┏━━
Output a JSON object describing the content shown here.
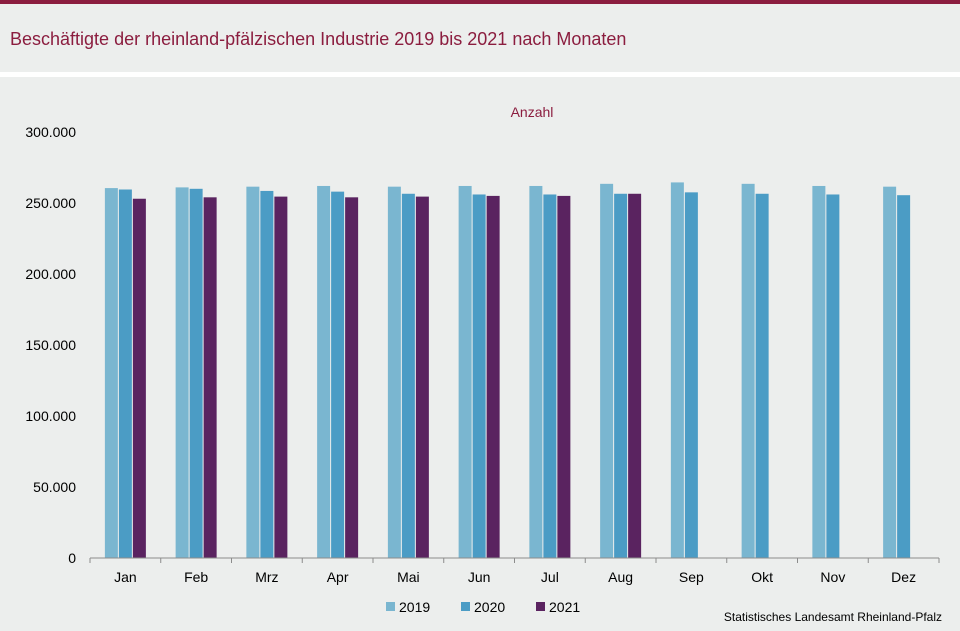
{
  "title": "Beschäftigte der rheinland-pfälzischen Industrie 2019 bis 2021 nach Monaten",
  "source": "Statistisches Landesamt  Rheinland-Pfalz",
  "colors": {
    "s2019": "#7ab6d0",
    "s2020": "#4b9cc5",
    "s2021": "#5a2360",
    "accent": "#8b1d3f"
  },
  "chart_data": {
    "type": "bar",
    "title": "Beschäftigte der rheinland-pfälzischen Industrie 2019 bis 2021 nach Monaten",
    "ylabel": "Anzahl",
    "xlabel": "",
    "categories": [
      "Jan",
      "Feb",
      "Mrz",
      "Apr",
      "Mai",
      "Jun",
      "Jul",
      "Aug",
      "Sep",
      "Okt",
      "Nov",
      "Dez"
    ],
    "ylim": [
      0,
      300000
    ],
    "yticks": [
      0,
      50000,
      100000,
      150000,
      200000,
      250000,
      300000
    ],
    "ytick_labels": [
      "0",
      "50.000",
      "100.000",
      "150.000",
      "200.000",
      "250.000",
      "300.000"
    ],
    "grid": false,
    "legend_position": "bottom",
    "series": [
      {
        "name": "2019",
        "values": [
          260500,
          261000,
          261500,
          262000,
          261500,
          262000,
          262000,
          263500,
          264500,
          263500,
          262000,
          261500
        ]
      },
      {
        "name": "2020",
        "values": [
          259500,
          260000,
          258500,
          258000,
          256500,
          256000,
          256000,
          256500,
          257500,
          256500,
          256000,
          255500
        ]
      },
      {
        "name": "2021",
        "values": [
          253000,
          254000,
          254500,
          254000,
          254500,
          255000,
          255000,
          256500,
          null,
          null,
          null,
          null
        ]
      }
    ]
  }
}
┗━━
◆ Exercise requirements
Copy every record above exactly, leaving out any pictures.

◆ Answer to this task
Output a JSON object describing the content shown here.
{
  "title": "Beschäftigte der rheinland-pfälzischen Industrie 2019 bis 2021 nach Monaten",
  "source": "Statistisches Landesamt  Rheinland-Pfalz",
  "colors": {
    "s2019": "#7ab6d0",
    "s2020": "#4b9cc5",
    "s2021": "#5a2360",
    "accent": "#8b1d3f"
  },
  "chart_data": {
    "type": "bar",
    "title": "Beschäftigte der rheinland-pfälzischen Industrie 2019 bis 2021 nach Monaten",
    "ylabel": "Anzahl",
    "xlabel": "",
    "categories": [
      "Jan",
      "Feb",
      "Mrz",
      "Apr",
      "Mai",
      "Jun",
      "Jul",
      "Aug",
      "Sep",
      "Okt",
      "Nov",
      "Dez"
    ],
    "ylim": [
      0,
      300000
    ],
    "yticks": [
      0,
      50000,
      100000,
      150000,
      200000,
      250000,
      300000
    ],
    "ytick_labels": [
      "0",
      "50.000",
      "100.000",
      "150.000",
      "200.000",
      "250.000",
      "300.000"
    ],
    "grid": false,
    "legend_position": "bottom",
    "series": [
      {
        "name": "2019",
        "values": [
          260500,
          261000,
          261500,
          262000,
          261500,
          262000,
          262000,
          263500,
          264500,
          263500,
          262000,
          261500
        ]
      },
      {
        "name": "2020",
        "values": [
          259500,
          260000,
          258500,
          258000,
          256500,
          256000,
          256000,
          256500,
          257500,
          256500,
          256000,
          255500
        ]
      },
      {
        "name": "2021",
        "values": [
          253000,
          254000,
          254500,
          254000,
          254500,
          255000,
          255000,
          256500,
          null,
          null,
          null,
          null
        ]
      }
    ]
  }
}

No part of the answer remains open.